▶ [TASK BRIEF]:
Identify and copy all lines of the material where the string "loss" is found.

Chart and figure data
------------------------------------------------

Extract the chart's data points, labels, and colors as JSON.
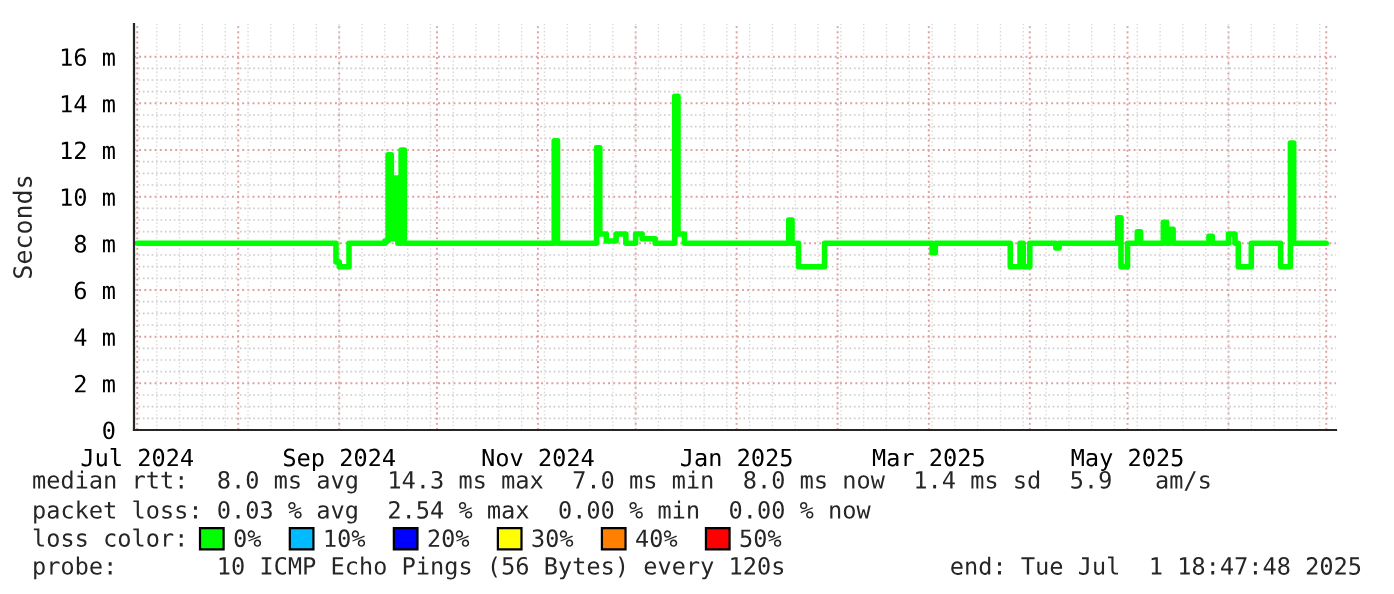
{
  "chart_data": {
    "type": "step",
    "ylabel": "Seconds",
    "legend_title": "loss color:",
    "legend": "bottom",
    "grid": true,
    "xlim": [
      "2024-06-30",
      "2025-07-04"
    ],
    "ylim": [
      0,
      17.4
    ],
    "yticks": [
      0,
      {
        "value": 2,
        "label": "2 m"
      },
      {
        "value": 4,
        "label": "4 m"
      },
      {
        "value": 6,
        "label": "6 m"
      },
      {
        "value": 8,
        "label": "8 m"
      },
      {
        "value": 10,
        "label": "10 m"
      },
      {
        "value": 12,
        "label": "12 m"
      },
      {
        "value": 14,
        "label": "14 m"
      },
      {
        "value": 16,
        "label": "16 m"
      }
    ],
    "xticks": [
      {
        "value": "2024-07-01",
        "label": "Jul 2024"
      },
      {
        "value": "2024-08-01",
        "label": null
      },
      {
        "value": "2024-09-01",
        "label": "Sep 2024"
      },
      {
        "value": "2024-10-01",
        "label": null
      },
      {
        "value": "2024-11-01",
        "label": "Nov 2024"
      },
      {
        "value": "2024-12-01",
        "label": null
      },
      {
        "value": "2025-01-01",
        "label": "Jan 2025"
      },
      {
        "value": "2025-02-01",
        "label": null
      },
      {
        "value": "2025-03-01",
        "label": "Mar 2025"
      },
      {
        "value": "2025-04-01",
        "label": null
      },
      {
        "value": "2025-05-01",
        "label": "May 2025"
      },
      {
        "value": "2025-06-01",
        "label": null
      },
      {
        "value": "2025-07-01",
        "label": null
      }
    ],
    "x": [
      "2024-07-01",
      "2024-08-30",
      "2024-08-31",
      "2024-09-01",
      "2024-09-03",
      "2024-09-04",
      "2024-09-15",
      "2024-09-16",
      "2024-09-17",
      "2024-09-18",
      "2024-09-19",
      "2024-09-20",
      "2024-09-21",
      "2024-11-05",
      "2024-11-06",
      "2024-11-07",
      "2024-11-18",
      "2024-11-19",
      "2024-11-20",
      "2024-11-22",
      "2024-11-25",
      "2024-11-28",
      "2024-12-01",
      "2024-12-03",
      "2024-12-07",
      "2024-12-12",
      "2024-12-13",
      "2024-12-14",
      "2024-12-16",
      "2025-01-16",
      "2025-01-17",
      "2025-01-18",
      "2025-01-20",
      "2025-01-27",
      "2025-01-28",
      "2025-03-01",
      "2025-03-02",
      "2025-03-03",
      "2025-03-25",
      "2025-03-26",
      "2025-03-29",
      "2025-03-30",
      "2025-04-01",
      "2025-04-09",
      "2025-04-10",
      "2025-04-27",
      "2025-04-28",
      "2025-04-29",
      "2025-04-30",
      "2025-05-01",
      "2025-05-04",
      "2025-05-05",
      "2025-05-12",
      "2025-05-13",
      "2025-05-14",
      "2025-05-15",
      "2025-05-26",
      "2025-05-27",
      "2025-06-01",
      "2025-06-03",
      "2025-06-04",
      "2025-06-07",
      "2025-06-08",
      "2025-06-16",
      "2025-06-17",
      "2025-06-19",
      "2025-06-20",
      "2025-06-21",
      "2025-07-01"
    ],
    "series": [
      {
        "name": "0%",
        "color": "#00ff00",
        "values": [
          8.0,
          8.0,
          7.2,
          7.0,
          7.0,
          8.0,
          8.1,
          11.8,
          8.2,
          10.8,
          8.0,
          12.0,
          8.0,
          8.0,
          12.4,
          8.0,
          8.0,
          12.1,
          8.4,
          8.1,
          8.4,
          8.0,
          8.4,
          8.2,
          8.0,
          8.0,
          14.3,
          8.4,
          8.0,
          8.0,
          9.0,
          8.0,
          7.0,
          7.0,
          8.0,
          8.0,
          7.6,
          8.0,
          8.0,
          7.0,
          8.0,
          7.0,
          8.0,
          7.8,
          8.0,
          8.0,
          9.1,
          7.0,
          7.0,
          8.0,
          8.5,
          8.0,
          8.9,
          8.0,
          8.6,
          8.0,
          8.3,
          8.0,
          8.4,
          8.0,
          7.0,
          7.0,
          8.0,
          8.0,
          7.0,
          7.0,
          12.3,
          8.0,
          8.0
        ]
      },
      {
        "name": "10%",
        "color": "#00bbff",
        "values": [
          null,
          null,
          null,
          null,
          null,
          null,
          null,
          null,
          null,
          null,
          null,
          null,
          null,
          null,
          null,
          null,
          null,
          null,
          null,
          null,
          null,
          null,
          null,
          null,
          null,
          null,
          null,
          null,
          null,
          null,
          null,
          null,
          null,
          null,
          null,
          null,
          null,
          null,
          null,
          null,
          null,
          null,
          null,
          null,
          null,
          null,
          null,
          null,
          null,
          null,
          null,
          null,
          null,
          null,
          null,
          null,
          null,
          null,
          null,
          null,
          null,
          null,
          null,
          null,
          null,
          null,
          null,
          null,
          null
        ]
      },
      {
        "name": "20%",
        "color": "#0000ff",
        "values": [
          null,
          null,
          null,
          null,
          null,
          null,
          null,
          null,
          null,
          null,
          null,
          null,
          null,
          null,
          null,
          null,
          null,
          null,
          null,
          null,
          null,
          null,
          null,
          null,
          null,
          null,
          null,
          null,
          null,
          null,
          null,
          null,
          null,
          null,
          null,
          null,
          null,
          null,
          null,
          null,
          null,
          null,
          null,
          null,
          null,
          null,
          null,
          null,
          null,
          null,
          null,
          null,
          null,
          null,
          null,
          null,
          null,
          null,
          null,
          null,
          null,
          null,
          null,
          null,
          null,
          null,
          null,
          null,
          null
        ]
      },
      {
        "name": "30%",
        "color": "#ffff00",
        "values": [
          null,
          null,
          null,
          null,
          null,
          null,
          null,
          null,
          null,
          null,
          null,
          null,
          null,
          null,
          null,
          null,
          null,
          null,
          null,
          null,
          null,
          null,
          null,
          null,
          null,
          null,
          null,
          null,
          null,
          null,
          null,
          null,
          null,
          null,
          null,
          null,
          null,
          null,
          null,
          null,
          null,
          null,
          null,
          null,
          null,
          null,
          null,
          null,
          null,
          null,
          null,
          null,
          null,
          null,
          null,
          null,
          null,
          null,
          null,
          null,
          null,
          null,
          null,
          null,
          null,
          null,
          null,
          null,
          null
        ]
      },
      {
        "name": "40%",
        "color": "#ff8000",
        "values": [
          null,
          null,
          null,
          null,
          null,
          null,
          null,
          null,
          null,
          null,
          null,
          null,
          null,
          null,
          null,
          null,
          null,
          null,
          null,
          null,
          null,
          null,
          null,
          null,
          null,
          null,
          null,
          null,
          null,
          null,
          null,
          null,
          null,
          null,
          null,
          null,
          null,
          null,
          null,
          null,
          null,
          null,
          null,
          null,
          null,
          null,
          null,
          null,
          null,
          null,
          null,
          null,
          null,
          null,
          null,
          null,
          null,
          null,
          null,
          null,
          null,
          null,
          null,
          null,
          null,
          null,
          null,
          null,
          null
        ]
      },
      {
        "name": "50%",
        "color": "#ff0000",
        "values": [
          null,
          null,
          null,
          null,
          null,
          null,
          null,
          null,
          null,
          null,
          null,
          null,
          null,
          null,
          null,
          null,
          null,
          null,
          null,
          null,
          null,
          null,
          null,
          null,
          null,
          null,
          null,
          null,
          null,
          null,
          null,
          null,
          null,
          null,
          null,
          null,
          null,
          null,
          null,
          null,
          null,
          null,
          null,
          null,
          null,
          null,
          null,
          null,
          null,
          null,
          null,
          null,
          null,
          null,
          null,
          null,
          null,
          null,
          null,
          null,
          null,
          null,
          null,
          null,
          null,
          null,
          null,
          null,
          null
        ]
      }
    ],
    "annotations": [
      "median rtt:  8.0 ms avg  14.3 ms max  7.0 ms min  8.0 ms now  1.4 ms sd  5.9   am/s",
      "packet loss: 0.03 % avg  2.54 % max  0.00 % min  0.00 % now",
      "probe:       10 ICMP Echo Pings (56 Bytes) every 120s",
      "end: Tue Jul  1 18:47:48 2025"
    ]
  }
}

------------------------------------------------

▶ [SOLUTION FOR THIS TASK]:
    "legend_title": "loss color:",
      "packet loss: 0.03 % avg  2.54 % max  0.00 % min  0.00 % now",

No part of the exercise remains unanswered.